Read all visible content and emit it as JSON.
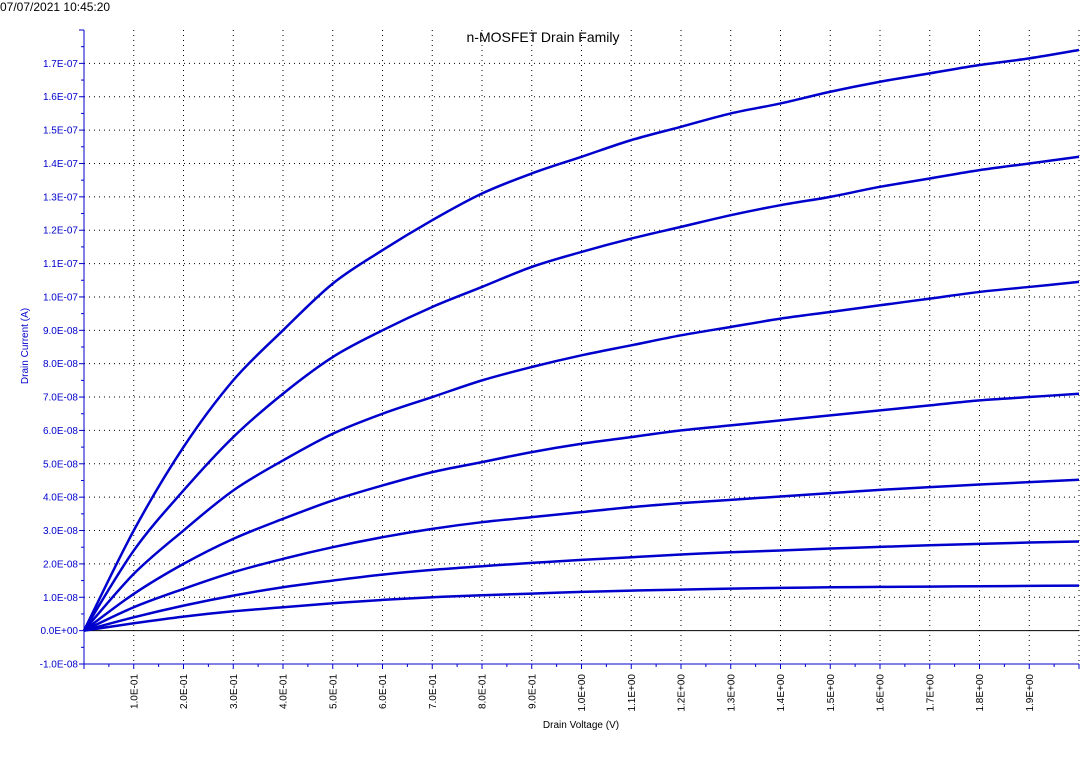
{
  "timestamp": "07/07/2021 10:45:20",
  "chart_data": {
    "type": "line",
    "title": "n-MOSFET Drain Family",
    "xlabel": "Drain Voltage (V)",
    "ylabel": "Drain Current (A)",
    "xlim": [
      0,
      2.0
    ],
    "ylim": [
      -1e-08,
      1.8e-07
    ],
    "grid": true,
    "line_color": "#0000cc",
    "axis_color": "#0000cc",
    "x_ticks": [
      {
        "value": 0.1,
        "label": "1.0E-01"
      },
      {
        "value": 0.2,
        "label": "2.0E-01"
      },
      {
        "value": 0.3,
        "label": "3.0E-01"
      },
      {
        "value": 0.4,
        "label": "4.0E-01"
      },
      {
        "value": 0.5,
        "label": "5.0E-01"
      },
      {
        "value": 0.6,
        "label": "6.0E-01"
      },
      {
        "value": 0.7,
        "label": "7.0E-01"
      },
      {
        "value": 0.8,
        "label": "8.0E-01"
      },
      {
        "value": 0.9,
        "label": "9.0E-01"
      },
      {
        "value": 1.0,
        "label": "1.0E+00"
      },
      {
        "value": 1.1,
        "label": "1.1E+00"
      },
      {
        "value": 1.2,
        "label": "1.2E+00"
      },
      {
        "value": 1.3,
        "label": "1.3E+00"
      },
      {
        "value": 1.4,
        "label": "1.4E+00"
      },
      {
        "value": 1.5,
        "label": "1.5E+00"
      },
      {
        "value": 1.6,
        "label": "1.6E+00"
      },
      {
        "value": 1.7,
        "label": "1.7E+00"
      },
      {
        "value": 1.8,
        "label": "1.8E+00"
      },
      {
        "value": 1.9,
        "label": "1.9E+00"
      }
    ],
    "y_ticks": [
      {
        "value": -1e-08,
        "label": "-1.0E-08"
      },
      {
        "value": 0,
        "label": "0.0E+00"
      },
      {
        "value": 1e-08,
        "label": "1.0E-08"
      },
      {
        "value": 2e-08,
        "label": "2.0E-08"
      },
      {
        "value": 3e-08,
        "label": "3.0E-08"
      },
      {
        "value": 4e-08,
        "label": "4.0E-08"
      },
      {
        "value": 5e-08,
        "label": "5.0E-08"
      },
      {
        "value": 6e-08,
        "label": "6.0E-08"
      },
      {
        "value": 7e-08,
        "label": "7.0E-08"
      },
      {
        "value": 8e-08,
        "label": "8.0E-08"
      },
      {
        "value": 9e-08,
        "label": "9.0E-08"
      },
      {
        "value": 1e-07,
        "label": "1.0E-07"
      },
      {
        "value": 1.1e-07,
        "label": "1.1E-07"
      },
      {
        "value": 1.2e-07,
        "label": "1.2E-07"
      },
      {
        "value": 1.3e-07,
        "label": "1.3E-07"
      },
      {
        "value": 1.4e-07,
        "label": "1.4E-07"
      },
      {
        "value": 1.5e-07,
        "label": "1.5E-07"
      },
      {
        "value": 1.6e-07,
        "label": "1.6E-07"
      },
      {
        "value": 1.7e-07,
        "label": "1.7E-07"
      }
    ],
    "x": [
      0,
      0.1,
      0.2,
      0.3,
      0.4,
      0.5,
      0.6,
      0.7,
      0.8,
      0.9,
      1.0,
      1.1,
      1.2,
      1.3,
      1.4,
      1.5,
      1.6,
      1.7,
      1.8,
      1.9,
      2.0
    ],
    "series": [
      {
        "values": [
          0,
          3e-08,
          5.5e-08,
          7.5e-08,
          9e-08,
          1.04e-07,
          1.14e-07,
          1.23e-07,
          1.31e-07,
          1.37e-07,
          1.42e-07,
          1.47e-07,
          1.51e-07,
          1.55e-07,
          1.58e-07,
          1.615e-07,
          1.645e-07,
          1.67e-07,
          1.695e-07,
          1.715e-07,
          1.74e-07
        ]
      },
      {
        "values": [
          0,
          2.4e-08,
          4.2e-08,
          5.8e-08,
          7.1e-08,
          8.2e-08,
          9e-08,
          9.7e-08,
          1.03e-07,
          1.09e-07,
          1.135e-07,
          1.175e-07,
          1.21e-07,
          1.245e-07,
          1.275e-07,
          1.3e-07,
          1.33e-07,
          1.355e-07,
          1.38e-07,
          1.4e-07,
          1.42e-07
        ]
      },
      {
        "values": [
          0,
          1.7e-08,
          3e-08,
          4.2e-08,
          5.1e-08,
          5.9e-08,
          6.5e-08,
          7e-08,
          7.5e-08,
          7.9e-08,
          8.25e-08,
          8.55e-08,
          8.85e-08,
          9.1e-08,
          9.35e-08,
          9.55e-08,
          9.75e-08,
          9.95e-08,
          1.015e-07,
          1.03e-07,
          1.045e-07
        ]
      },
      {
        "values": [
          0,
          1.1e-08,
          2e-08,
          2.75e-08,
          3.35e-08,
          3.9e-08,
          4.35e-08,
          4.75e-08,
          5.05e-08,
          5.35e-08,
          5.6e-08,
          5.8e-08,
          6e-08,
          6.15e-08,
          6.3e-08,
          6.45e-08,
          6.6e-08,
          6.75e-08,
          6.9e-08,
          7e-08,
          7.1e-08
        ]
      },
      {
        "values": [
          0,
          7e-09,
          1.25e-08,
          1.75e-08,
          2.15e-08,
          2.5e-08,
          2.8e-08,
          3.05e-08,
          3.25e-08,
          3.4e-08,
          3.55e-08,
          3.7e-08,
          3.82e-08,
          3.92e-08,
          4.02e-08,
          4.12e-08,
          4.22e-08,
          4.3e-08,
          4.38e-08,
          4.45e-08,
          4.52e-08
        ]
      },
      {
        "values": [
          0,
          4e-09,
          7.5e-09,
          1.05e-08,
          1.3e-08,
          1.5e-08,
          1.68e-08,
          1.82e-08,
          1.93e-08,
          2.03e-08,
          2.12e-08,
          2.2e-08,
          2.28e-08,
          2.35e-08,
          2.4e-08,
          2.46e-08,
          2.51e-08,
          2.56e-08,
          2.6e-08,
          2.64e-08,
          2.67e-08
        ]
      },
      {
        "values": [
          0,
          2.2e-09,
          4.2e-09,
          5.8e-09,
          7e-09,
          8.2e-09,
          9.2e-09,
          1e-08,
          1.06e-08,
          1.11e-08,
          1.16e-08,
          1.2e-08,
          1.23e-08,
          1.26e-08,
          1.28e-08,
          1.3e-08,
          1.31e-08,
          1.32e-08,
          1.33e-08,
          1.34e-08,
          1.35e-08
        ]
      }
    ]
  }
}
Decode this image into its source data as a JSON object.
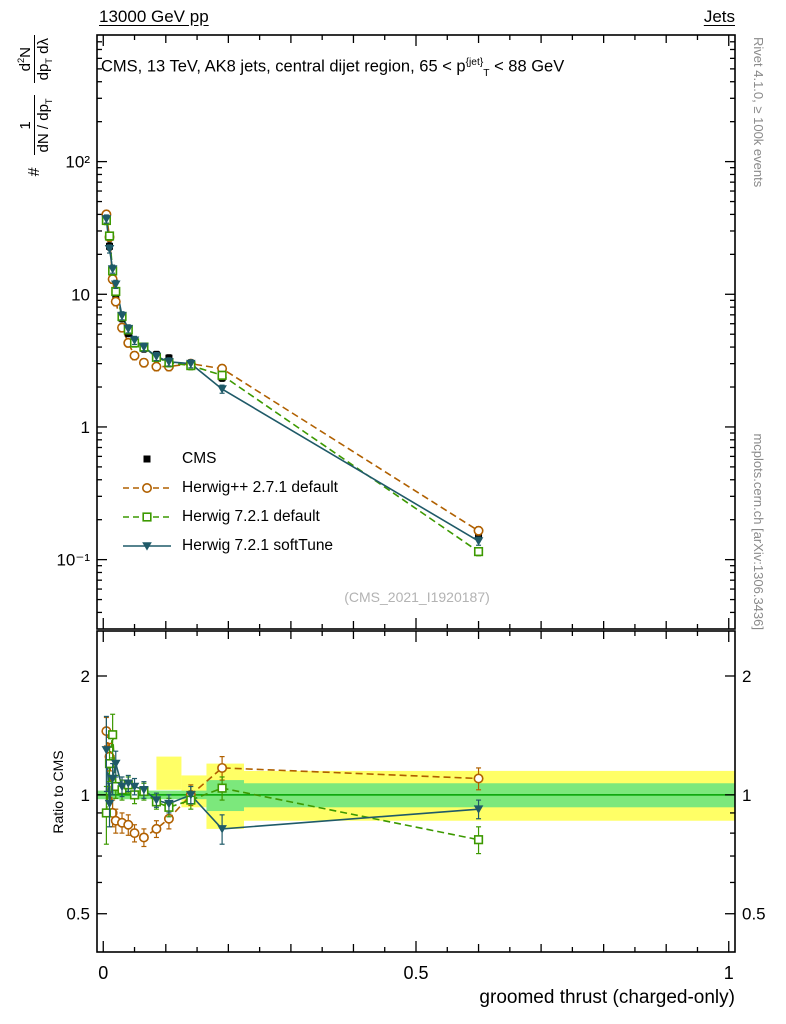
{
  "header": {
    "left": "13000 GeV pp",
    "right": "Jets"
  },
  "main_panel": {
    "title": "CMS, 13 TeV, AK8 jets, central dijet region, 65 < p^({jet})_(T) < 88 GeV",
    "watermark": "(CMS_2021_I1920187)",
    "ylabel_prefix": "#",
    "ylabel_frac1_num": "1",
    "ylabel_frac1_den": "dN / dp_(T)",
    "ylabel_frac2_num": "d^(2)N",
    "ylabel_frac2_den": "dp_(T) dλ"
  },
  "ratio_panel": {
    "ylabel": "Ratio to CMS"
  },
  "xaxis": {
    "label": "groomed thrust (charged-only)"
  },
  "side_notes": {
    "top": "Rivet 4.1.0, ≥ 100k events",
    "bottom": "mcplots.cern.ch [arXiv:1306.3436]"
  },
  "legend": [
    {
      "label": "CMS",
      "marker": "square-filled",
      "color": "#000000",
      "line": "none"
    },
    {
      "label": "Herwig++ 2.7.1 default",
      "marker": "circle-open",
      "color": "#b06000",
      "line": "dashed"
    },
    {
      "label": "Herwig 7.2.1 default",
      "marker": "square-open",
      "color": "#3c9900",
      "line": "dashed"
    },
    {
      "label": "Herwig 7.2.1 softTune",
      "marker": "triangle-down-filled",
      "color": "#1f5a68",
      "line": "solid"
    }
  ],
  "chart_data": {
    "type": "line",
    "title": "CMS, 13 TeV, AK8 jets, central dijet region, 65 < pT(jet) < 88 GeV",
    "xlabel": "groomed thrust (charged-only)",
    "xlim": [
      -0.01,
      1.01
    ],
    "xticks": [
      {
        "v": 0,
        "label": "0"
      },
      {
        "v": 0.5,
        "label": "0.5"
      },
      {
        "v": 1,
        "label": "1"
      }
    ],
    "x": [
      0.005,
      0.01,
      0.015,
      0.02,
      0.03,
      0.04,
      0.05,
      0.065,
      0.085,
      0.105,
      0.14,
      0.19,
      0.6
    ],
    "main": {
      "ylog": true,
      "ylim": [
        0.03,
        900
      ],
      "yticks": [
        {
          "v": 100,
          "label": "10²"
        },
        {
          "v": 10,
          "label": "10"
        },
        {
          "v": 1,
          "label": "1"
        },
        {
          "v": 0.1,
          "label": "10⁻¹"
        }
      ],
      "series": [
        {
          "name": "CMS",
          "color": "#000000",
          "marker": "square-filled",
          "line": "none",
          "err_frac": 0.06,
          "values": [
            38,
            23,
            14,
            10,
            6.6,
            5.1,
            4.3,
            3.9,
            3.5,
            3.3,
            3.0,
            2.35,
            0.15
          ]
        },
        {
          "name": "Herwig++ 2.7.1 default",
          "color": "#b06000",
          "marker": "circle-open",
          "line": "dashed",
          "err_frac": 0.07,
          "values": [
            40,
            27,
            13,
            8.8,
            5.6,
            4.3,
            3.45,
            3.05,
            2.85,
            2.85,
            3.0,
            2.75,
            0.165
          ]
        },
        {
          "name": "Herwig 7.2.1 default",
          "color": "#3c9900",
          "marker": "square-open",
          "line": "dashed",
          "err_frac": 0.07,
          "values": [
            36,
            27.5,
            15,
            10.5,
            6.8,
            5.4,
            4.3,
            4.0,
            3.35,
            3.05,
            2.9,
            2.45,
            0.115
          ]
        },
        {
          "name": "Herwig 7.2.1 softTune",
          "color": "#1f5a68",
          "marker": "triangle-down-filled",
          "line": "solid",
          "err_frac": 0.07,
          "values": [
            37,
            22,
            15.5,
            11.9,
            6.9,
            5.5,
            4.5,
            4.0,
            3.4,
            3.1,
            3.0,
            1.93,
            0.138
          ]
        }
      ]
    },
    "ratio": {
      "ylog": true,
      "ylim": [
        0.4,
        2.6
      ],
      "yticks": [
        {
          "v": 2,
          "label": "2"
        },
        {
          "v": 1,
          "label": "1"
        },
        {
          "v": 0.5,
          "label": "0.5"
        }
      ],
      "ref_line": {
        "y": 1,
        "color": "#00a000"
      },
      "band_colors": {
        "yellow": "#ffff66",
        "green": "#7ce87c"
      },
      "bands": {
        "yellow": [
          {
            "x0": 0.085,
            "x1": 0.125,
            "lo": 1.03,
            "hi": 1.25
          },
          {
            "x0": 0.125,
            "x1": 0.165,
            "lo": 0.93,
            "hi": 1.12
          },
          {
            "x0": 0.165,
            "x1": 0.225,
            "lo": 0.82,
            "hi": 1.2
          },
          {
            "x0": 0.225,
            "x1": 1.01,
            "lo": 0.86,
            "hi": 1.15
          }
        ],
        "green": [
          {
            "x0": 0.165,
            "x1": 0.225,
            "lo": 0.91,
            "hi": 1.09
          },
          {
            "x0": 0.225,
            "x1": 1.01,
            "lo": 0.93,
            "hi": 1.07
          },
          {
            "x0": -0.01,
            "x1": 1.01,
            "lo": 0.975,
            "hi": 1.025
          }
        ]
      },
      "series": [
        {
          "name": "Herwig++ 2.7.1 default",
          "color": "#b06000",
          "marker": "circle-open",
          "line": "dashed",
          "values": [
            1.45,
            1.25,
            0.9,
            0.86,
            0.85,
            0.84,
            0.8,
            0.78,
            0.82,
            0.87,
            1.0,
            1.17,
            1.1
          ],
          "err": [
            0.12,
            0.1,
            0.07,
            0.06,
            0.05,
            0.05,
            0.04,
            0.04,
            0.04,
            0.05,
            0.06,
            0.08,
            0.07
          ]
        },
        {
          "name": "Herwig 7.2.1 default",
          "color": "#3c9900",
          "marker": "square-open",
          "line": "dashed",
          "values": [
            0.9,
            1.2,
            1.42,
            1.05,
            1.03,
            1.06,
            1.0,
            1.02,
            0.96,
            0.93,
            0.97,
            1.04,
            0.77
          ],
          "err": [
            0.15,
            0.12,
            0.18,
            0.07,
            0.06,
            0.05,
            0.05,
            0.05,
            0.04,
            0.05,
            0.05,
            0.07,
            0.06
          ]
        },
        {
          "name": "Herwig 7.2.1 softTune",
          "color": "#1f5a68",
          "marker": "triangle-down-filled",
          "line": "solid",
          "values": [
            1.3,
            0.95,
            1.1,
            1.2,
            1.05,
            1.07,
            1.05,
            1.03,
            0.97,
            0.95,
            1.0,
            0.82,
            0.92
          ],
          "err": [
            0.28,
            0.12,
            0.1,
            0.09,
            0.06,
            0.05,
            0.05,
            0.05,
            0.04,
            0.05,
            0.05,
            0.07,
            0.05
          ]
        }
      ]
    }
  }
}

Short task: Copy out every line of the listing that includes the string "dijet".

Correct output:
    "title": "CMS, 13 TeV, AK8 jets, central dijet region, 65 < p^({jet})_(T) < 88 GeV",
    "title": "CMS, 13 TeV, AK8 jets, central dijet region, 65 < pT(jet) < 88 GeV",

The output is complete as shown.